■ **Required task**: Reproduce the listing below character for character; drop every image.

■ **Input**:
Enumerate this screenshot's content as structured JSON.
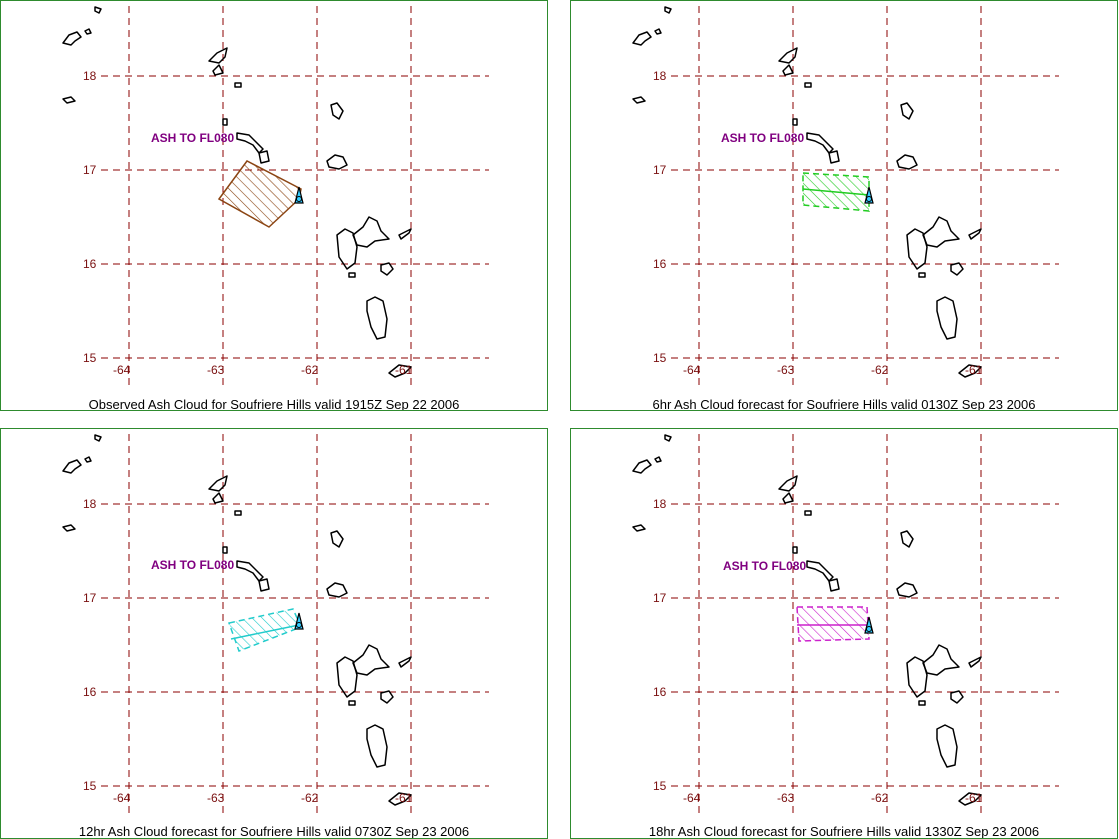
{
  "panels": [
    {
      "caption": "Observed Ash Cloud for Soufriere  Hills valid 1915Z Sep 22 2006",
      "label": "ASH TO FL080",
      "cloud_color": "#8b4513"
    },
    {
      "caption": "6hr Ash Cloud forecast for Soufriere  Hills valid 0130Z Sep 23 2006",
      "label": "ASH TO FL080",
      "cloud_color": "#22cc22"
    },
    {
      "caption": "12hr Ash Cloud forecast for Soufriere  Hills valid 0730Z Sep 23 2006",
      "label": "ASH TO FL080",
      "cloud_color": "#22cccc"
    },
    {
      "caption": "18hr Ash Cloud forecast for Soufriere  Hills valid 1330Z Sep 23 2006",
      "label": "ASH TO FL080",
      "cloud_color": "#cc22cc"
    }
  ],
  "grid": {
    "lat_labels": [
      "18",
      "17",
      "16",
      "15"
    ],
    "lon_labels": [
      "-64",
      "-63",
      "-62",
      "-61"
    ],
    "line_color": "#8b0000"
  },
  "volcano_icon": "volcano-marker-icon"
}
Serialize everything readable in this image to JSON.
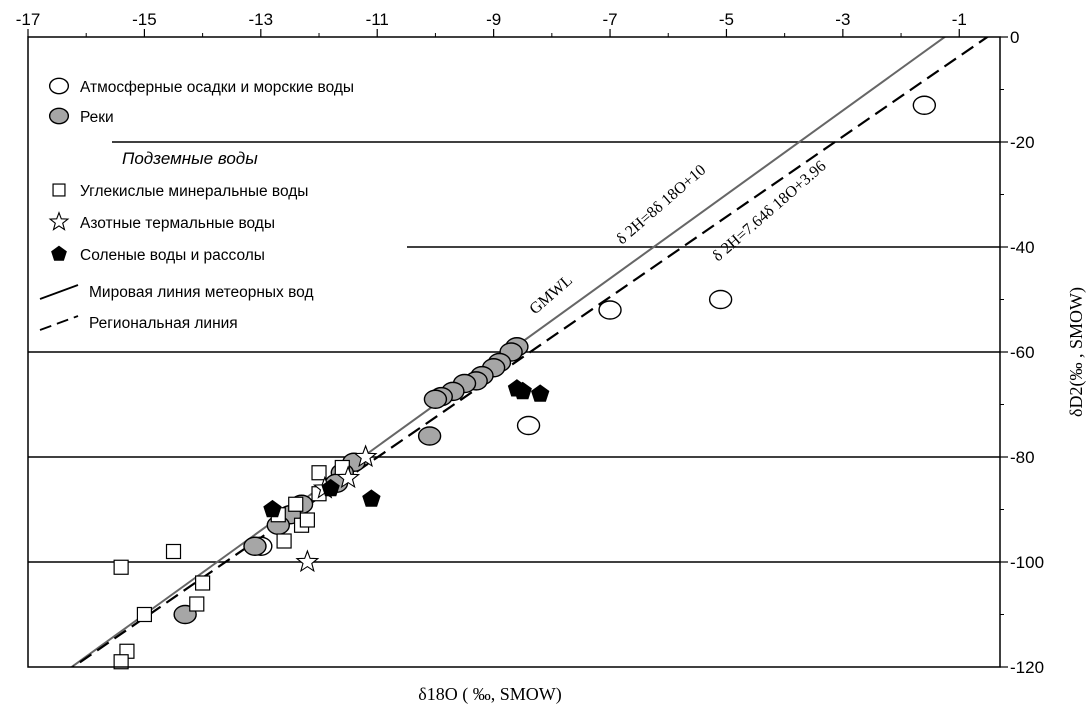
{
  "chart_data": {
    "type": "scatter",
    "title": "",
    "xlabel": "δ18O ( ‰, SMOW)",
    "ylabel": "δD2(‰ , SMOW)",
    "xlim": [
      -17,
      -0.3
    ],
    "ylim": [
      -120,
      0
    ],
    "x_ticks": [
      -17,
      -15,
      -13,
      -11,
      -9,
      -7,
      -5,
      -3,
      -1
    ],
    "y_ticks": [
      0,
      -20,
      -40,
      -60,
      -80,
      -100,
      -120
    ],
    "x_axis_position": "top",
    "y_axis_position": "right",
    "legend_placement": "top-left",
    "legend_heading": "Подземные воды",
    "legend_heading_after": 2,
    "series": [
      {
        "name": "Атмосферные осадки и морские воды",
        "marker": "circle",
        "fill": "#ffffff",
        "stroke": "#000000",
        "points": [
          [
            -1.6,
            -13
          ],
          [
            -7.0,
            -52
          ],
          [
            -5.1,
            -50
          ],
          [
            -8.4,
            -74
          ],
          [
            -13.0,
            -97
          ]
        ]
      },
      {
        "name": "Реки",
        "marker": "circle",
        "fill": "#a6a6a6",
        "stroke": "#000000",
        "points": [
          [
            -8.6,
            -59
          ],
          [
            -8.7,
            -60
          ],
          [
            -8.9,
            -62
          ],
          [
            -9.0,
            -63
          ],
          [
            -9.2,
            -64.5
          ],
          [
            -9.3,
            -65.5
          ],
          [
            -9.5,
            -66
          ],
          [
            -9.7,
            -67.5
          ],
          [
            -9.9,
            -68.5
          ],
          [
            -10.0,
            -69
          ],
          [
            -10.1,
            -76
          ],
          [
            -11.4,
            -81
          ],
          [
            -11.6,
            -83
          ],
          [
            -11.7,
            -85
          ],
          [
            -12.3,
            -89
          ],
          [
            -12.5,
            -91
          ],
          [
            -12.7,
            -93
          ],
          [
            -13.1,
            -97
          ],
          [
            -14.3,
            -110
          ]
        ]
      },
      {
        "name": "Углекислые минеральные воды",
        "marker": "square",
        "fill": "#ffffff",
        "stroke": "#000000",
        "points": [
          [
            -15.3,
            -117
          ],
          [
            -15.4,
            -119
          ],
          [
            -15.0,
            -110
          ],
          [
            -14.5,
            -98
          ],
          [
            -15.4,
            -101
          ],
          [
            -14.0,
            -104
          ],
          [
            -14.1,
            -108
          ],
          [
            -12.3,
            -93
          ],
          [
            -12.2,
            -92
          ],
          [
            -12.6,
            -96
          ],
          [
            -12.4,
            -89
          ],
          [
            -12.7,
            -91
          ],
          [
            -12.0,
            -87
          ],
          [
            -11.6,
            -82
          ],
          [
            -12.0,
            -83
          ]
        ]
      },
      {
        "name": "Азотные термальные воды",
        "marker": "star",
        "fill": "#ffffff",
        "stroke": "#000000",
        "points": [
          [
            -11.2,
            -80
          ],
          [
            -11.5,
            -84
          ],
          [
            -11.9,
            -86
          ],
          [
            -12.2,
            -100
          ]
        ]
      },
      {
        "name": "Соленые воды и рассолы",
        "marker": "pentagon",
        "fill": "#000000",
        "stroke": "#000000",
        "points": [
          [
            -8.6,
            -67
          ],
          [
            -8.5,
            -67.5
          ],
          [
            -8.2,
            -68
          ],
          [
            -12.8,
            -90
          ],
          [
            -11.8,
            -86
          ],
          [
            -11.1,
            -88
          ]
        ]
      },
      {
        "name": "Мировая линия метеорных вод",
        "type": "line",
        "style": "solid",
        "stroke": "#666666",
        "slope": 8,
        "intercept": 10,
        "label": "GMWL",
        "equation": "δ 2H=8δ 18O+10"
      },
      {
        "name": "Региональная линия",
        "type": "line",
        "style": "dashed",
        "stroke": "#000000",
        "slope": 7.64,
        "intercept": 3.96,
        "equation": "δ 2H=7.64δ 18O+3.96"
      }
    ]
  }
}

■ **Solved problem**:
Enumerate this screenshot's content as structured JSON.
{
  "panels": [
    {
      "caption": "Observed Ash Cloud for Soufriere  Hills valid 1915Z Sep 22 2006",
      "label": "ASH TO FL080",
      "cloud_color": "#8b4513"
    },
    {
      "caption": "6hr Ash Cloud forecast for Soufriere  Hills valid 0130Z Sep 23 2006",
      "label": "ASH TO FL080",
      "cloud_color": "#22cc22"
    },
    {
      "caption": "12hr Ash Cloud forecast for Soufriere  Hills valid 0730Z Sep 23 2006",
      "label": "ASH TO FL080",
      "cloud_color": "#22cccc"
    },
    {
      "caption": "18hr Ash Cloud forecast for Soufriere  Hills valid 1330Z Sep 23 2006",
      "label": "ASH TO FL080",
      "cloud_color": "#cc22cc"
    }
  ],
  "grid": {
    "lat_labels": [
      "18",
      "17",
      "16",
      "15"
    ],
    "lon_labels": [
      "-64",
      "-63",
      "-62",
      "-61"
    ],
    "line_color": "#8b0000"
  },
  "volcano_icon": "volcano-marker-icon"
}
Serialize everything readable in this image to JSON.
{
  "chart_data": {
    "type": "scatter",
    "title": "",
    "xlabel": "δ18O ( ‰, SMOW)",
    "ylabel": "δD2(‰ , SMOW)",
    "xlim": [
      -17,
      -0.3
    ],
    "ylim": [
      -120,
      0
    ],
    "x_ticks": [
      -17,
      -15,
      -13,
      -11,
      -9,
      -7,
      -5,
      -3,
      -1
    ],
    "y_ticks": [
      0,
      -20,
      -40,
      -60,
      -80,
      -100,
      -120
    ],
    "x_axis_position": "top",
    "y_axis_position": "right",
    "legend_placement": "top-left",
    "legend_heading": "Подземные воды",
    "legend_heading_after": 2,
    "series": [
      {
        "name": "Атмосферные осадки и морские воды",
        "marker": "circle",
        "fill": "#ffffff",
        "stroke": "#000000",
        "points": [
          [
            -1.6,
            -13
          ],
          [
            -7.0,
            -52
          ],
          [
            -5.1,
            -50
          ],
          [
            -8.4,
            -74
          ],
          [
            -13.0,
            -97
          ]
        ]
      },
      {
        "name": "Реки",
        "marker": "circle",
        "fill": "#a6a6a6",
        "stroke": "#000000",
        "points": [
          [
            -8.6,
            -59
          ],
          [
            -8.7,
            -60
          ],
          [
            -8.9,
            -62
          ],
          [
            -9.0,
            -63
          ],
          [
            -9.2,
            -64.5
          ],
          [
            -9.3,
            -65.5
          ],
          [
            -9.5,
            -66
          ],
          [
            -9.7,
            -67.5
          ],
          [
            -9.9,
            -68.5
          ],
          [
            -10.0,
            -69
          ],
          [
            -10.1,
            -76
          ],
          [
            -11.4,
            -81
          ],
          [
            -11.6,
            -83
          ],
          [
            -11.7,
            -85
          ],
          [
            -12.3,
            -89
          ],
          [
            -12.5,
            -91
          ],
          [
            -12.7,
            -93
          ],
          [
            -13.1,
            -97
          ],
          [
            -14.3,
            -110
          ]
        ]
      },
      {
        "name": "Углекислые минеральные воды",
        "marker": "square",
        "fill": "#ffffff",
        "stroke": "#000000",
        "points": [
          [
            -15.3,
            -117
          ],
          [
            -15.4,
            -119
          ],
          [
            -15.0,
            -110
          ],
          [
            -14.5,
            -98
          ],
          [
            -15.4,
            -101
          ],
          [
            -14.0,
            -104
          ],
          [
            -14.1,
            -108
          ],
          [
            -12.3,
            -93
          ],
          [
            -12.2,
            -92
          ],
          [
            -12.6,
            -96
          ],
          [
            -12.4,
            -89
          ],
          [
            -12.7,
            -91
          ],
          [
            -12.0,
            -87
          ],
          [
            -11.6,
            -82
          ],
          [
            -12.0,
            -83
          ]
        ]
      },
      {
        "name": "Азотные термальные воды",
        "marker": "star",
        "fill": "#ffffff",
        "stroke": "#000000",
        "points": [
          [
            -11.2,
            -80
          ],
          [
            -11.5,
            -84
          ],
          [
            -11.9,
            -86
          ],
          [
            -12.2,
            -100
          ]
        ]
      },
      {
        "name": "Соленые воды и рассолы",
        "marker": "pentagon",
        "fill": "#000000",
        "stroke": "#000000",
        "points": [
          [
            -8.6,
            -67
          ],
          [
            -8.5,
            -67.5
          ],
          [
            -8.2,
            -68
          ],
          [
            -12.8,
            -90
          ],
          [
            -11.8,
            -86
          ],
          [
            -11.1,
            -88
          ]
        ]
      },
      {
        "name": "Мировая линия метеорных вод",
        "type": "line",
        "style": "solid",
        "stroke": "#666666",
        "slope": 8,
        "intercept": 10,
        "label": "GMWL",
        "equation": "δ 2H=8δ 18O+10"
      },
      {
        "name": "Региональная линия",
        "type": "line",
        "style": "dashed",
        "stroke": "#000000",
        "slope": 7.64,
        "intercept": 3.96,
        "equation": "δ 2H=7.64δ 18O+3.96"
      }
    ]
  }
}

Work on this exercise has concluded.